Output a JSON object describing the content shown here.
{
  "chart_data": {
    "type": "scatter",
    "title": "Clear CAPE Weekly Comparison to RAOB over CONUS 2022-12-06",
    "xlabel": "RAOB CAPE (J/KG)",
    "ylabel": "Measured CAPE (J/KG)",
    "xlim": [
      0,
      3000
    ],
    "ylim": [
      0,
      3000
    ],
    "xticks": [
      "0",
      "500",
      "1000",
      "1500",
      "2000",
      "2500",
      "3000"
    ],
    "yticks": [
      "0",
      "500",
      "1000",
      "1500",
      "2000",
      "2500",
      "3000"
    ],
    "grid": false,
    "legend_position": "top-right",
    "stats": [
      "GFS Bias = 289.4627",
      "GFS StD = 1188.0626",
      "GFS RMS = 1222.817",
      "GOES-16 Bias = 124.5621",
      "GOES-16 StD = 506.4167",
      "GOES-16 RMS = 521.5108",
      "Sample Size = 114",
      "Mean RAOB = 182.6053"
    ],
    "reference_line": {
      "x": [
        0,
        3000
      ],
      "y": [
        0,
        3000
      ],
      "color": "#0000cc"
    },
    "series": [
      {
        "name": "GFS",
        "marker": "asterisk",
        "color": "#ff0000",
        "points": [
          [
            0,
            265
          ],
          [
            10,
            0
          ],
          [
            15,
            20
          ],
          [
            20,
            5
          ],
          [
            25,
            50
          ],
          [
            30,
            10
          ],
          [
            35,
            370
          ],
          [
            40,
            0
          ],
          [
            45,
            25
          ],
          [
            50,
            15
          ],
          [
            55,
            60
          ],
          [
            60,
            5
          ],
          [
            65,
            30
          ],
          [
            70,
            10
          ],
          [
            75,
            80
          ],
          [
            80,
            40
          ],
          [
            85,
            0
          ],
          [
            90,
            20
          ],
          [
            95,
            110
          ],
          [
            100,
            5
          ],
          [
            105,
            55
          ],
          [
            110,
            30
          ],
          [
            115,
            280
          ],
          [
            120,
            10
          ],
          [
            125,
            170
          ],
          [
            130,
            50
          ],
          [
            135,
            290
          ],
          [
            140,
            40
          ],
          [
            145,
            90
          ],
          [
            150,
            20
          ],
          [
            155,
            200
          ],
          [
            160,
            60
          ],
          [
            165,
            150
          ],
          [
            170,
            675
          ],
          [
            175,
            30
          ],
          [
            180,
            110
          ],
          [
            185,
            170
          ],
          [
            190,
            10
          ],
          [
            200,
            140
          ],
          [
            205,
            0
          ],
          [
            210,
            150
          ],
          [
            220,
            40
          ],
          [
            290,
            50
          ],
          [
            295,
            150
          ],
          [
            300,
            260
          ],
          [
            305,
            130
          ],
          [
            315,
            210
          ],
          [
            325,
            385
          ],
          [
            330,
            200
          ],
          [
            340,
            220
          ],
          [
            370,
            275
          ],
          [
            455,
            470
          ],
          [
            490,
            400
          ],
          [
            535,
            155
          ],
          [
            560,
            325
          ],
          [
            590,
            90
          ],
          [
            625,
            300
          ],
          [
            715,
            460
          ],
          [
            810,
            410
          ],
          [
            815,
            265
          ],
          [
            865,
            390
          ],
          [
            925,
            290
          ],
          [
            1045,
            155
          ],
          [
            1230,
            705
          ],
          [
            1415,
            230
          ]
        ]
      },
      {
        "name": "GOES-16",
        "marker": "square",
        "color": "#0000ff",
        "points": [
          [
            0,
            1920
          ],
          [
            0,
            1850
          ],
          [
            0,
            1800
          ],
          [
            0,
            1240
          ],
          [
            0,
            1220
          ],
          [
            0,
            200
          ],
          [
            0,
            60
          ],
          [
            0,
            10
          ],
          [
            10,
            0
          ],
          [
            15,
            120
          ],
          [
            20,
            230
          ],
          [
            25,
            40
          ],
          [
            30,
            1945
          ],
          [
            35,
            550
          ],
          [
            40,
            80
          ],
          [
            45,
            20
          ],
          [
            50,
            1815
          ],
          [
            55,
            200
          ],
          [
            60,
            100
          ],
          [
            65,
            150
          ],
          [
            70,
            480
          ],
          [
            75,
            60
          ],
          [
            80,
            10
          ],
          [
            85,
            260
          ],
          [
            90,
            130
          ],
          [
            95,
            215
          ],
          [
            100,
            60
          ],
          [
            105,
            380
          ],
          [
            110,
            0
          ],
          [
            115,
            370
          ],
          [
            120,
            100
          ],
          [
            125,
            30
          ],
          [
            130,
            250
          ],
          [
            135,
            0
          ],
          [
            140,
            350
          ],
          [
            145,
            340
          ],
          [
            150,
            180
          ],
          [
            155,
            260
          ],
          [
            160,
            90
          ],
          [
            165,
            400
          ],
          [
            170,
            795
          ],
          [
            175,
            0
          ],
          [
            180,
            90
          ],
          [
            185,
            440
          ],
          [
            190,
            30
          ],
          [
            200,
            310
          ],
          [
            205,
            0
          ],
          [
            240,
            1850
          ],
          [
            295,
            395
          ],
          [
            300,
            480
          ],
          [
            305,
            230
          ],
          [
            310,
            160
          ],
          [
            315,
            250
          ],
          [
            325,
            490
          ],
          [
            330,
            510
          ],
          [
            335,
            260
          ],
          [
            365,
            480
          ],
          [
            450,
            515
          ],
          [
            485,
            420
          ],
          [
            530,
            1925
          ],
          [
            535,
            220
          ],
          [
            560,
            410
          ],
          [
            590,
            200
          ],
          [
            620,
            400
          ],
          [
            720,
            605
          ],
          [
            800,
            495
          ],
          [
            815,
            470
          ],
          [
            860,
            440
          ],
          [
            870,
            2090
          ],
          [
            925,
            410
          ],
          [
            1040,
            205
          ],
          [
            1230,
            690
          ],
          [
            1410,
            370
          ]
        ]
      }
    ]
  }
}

_ _ _ _

**Short task:**
Reproduce each record exactly, leaving nothing out.

**Result for this exercise:**
Output a JSON object describing the content shown here.
{
  "chart_data": {
    "type": "scatter",
    "title": "Clear CAPE Weekly Comparison to RAOB over CONUS 2022-12-06",
    "xlabel": "RAOB CAPE (J/KG)",
    "ylabel": "Measured CAPE (J/KG)",
    "xlim": [
      0,
      3000
    ],
    "ylim": [
      0,
      3000
    ],
    "xticks": [
      "0",
      "500",
      "1000",
      "1500",
      "2000",
      "2500",
      "3000"
    ],
    "yticks": [
      "0",
      "500",
      "1000",
      "1500",
      "2000",
      "2500",
      "3000"
    ],
    "grid": false,
    "legend_position": "top-right",
    "stats": [
      "GFS Bias = 289.4627",
      "GFS StD = 1188.0626",
      "GFS RMS = 1222.817",
      "GOES-16 Bias = 124.5621",
      "GOES-16 StD = 506.4167",
      "GOES-16 RMS = 521.5108",
      "Sample Size = 114",
      "Mean RAOB = 182.6053"
    ],
    "reference_line": {
      "x": [
        0,
        3000
      ],
      "y": [
        0,
        3000
      ],
      "color": "#0000cc"
    },
    "series": [
      {
        "name": "GFS",
        "marker": "asterisk",
        "color": "#ff0000",
        "points": [
          [
            0,
            265
          ],
          [
            10,
            0
          ],
          [
            15,
            20
          ],
          [
            20,
            5
          ],
          [
            25,
            50
          ],
          [
            30,
            10
          ],
          [
            35,
            370
          ],
          [
            40,
            0
          ],
          [
            45,
            25
          ],
          [
            50,
            15
          ],
          [
            55,
            60
          ],
          [
            60,
            5
          ],
          [
            65,
            30
          ],
          [
            70,
            10
          ],
          [
            75,
            80
          ],
          [
            80,
            40
          ],
          [
            85,
            0
          ],
          [
            90,
            20
          ],
          [
            95,
            110
          ],
          [
            100,
            5
          ],
          [
            105,
            55
          ],
          [
            110,
            30
          ],
          [
            115,
            280
          ],
          [
            120,
            10
          ],
          [
            125,
            170
          ],
          [
            130,
            50
          ],
          [
            135,
            290
          ],
          [
            140,
            40
          ],
          [
            145,
            90
          ],
          [
            150,
            20
          ],
          [
            155,
            200
          ],
          [
            160,
            60
          ],
          [
            165,
            150
          ],
          [
            170,
            675
          ],
          [
            175,
            30
          ],
          [
            180,
            110
          ],
          [
            185,
            170
          ],
          [
            190,
            10
          ],
          [
            200,
            140
          ],
          [
            205,
            0
          ],
          [
            210,
            150
          ],
          [
            220,
            40
          ],
          [
            290,
            50
          ],
          [
            295,
            150
          ],
          [
            300,
            260
          ],
          [
            305,
            130
          ],
          [
            315,
            210
          ],
          [
            325,
            385
          ],
          [
            330,
            200
          ],
          [
            340,
            220
          ],
          [
            370,
            275
          ],
          [
            455,
            470
          ],
          [
            490,
            400
          ],
          [
            535,
            155
          ],
          [
            560,
            325
          ],
          [
            590,
            90
          ],
          [
            625,
            300
          ],
          [
            715,
            460
          ],
          [
            810,
            410
          ],
          [
            815,
            265
          ],
          [
            865,
            390
          ],
          [
            925,
            290
          ],
          [
            1045,
            155
          ],
          [
            1230,
            705
          ],
          [
            1415,
            230
          ]
        ]
      },
      {
        "name": "GOES-16",
        "marker": "square",
        "color": "#0000ff",
        "points": [
          [
            0,
            1920
          ],
          [
            0,
            1850
          ],
          [
            0,
            1800
          ],
          [
            0,
            1240
          ],
          [
            0,
            1220
          ],
          [
            0,
            200
          ],
          [
            0,
            60
          ],
          [
            0,
            10
          ],
          [
            10,
            0
          ],
          [
            15,
            120
          ],
          [
            20,
            230
          ],
          [
            25,
            40
          ],
          [
            30,
            1945
          ],
          [
            35,
            550
          ],
          [
            40,
            80
          ],
          [
            45,
            20
          ],
          [
            50,
            1815
          ],
          [
            55,
            200
          ],
          [
            60,
            100
          ],
          [
            65,
            150
          ],
          [
            70,
            480
          ],
          [
            75,
            60
          ],
          [
            80,
            10
          ],
          [
            85,
            260
          ],
          [
            90,
            130
          ],
          [
            95,
            215
          ],
          [
            100,
            60
          ],
          [
            105,
            380
          ],
          [
            110,
            0
          ],
          [
            115,
            370
          ],
          [
            120,
            100
          ],
          [
            125,
            30
          ],
          [
            130,
            250
          ],
          [
            135,
            0
          ],
          [
            140,
            350
          ],
          [
            145,
            340
          ],
          [
            150,
            180
          ],
          [
            155,
            260
          ],
          [
            160,
            90
          ],
          [
            165,
            400
          ],
          [
            170,
            795
          ],
          [
            175,
            0
          ],
          [
            180,
            90
          ],
          [
            185,
            440
          ],
          [
            190,
            30
          ],
          [
            200,
            310
          ],
          [
            205,
            0
          ],
          [
            240,
            1850
          ],
          [
            295,
            395
          ],
          [
            300,
            480
          ],
          [
            305,
            230
          ],
          [
            310,
            160
          ],
          [
            315,
            250
          ],
          [
            325,
            490
          ],
          [
            330,
            510
          ],
          [
            335,
            260
          ],
          [
            365,
            480
          ],
          [
            450,
            515
          ],
          [
            485,
            420
          ],
          [
            530,
            1925
          ],
          [
            535,
            220
          ],
          [
            560,
            410
          ],
          [
            590,
            200
          ],
          [
            620,
            400
          ],
          [
            720,
            605
          ],
          [
            800,
            495
          ],
          [
            815,
            470
          ],
          [
            860,
            440
          ],
          [
            870,
            2090
          ],
          [
            925,
            410
          ],
          [
            1040,
            205
          ],
          [
            1230,
            690
          ],
          [
            1410,
            370
          ]
        ]
      }
    ]
  }
}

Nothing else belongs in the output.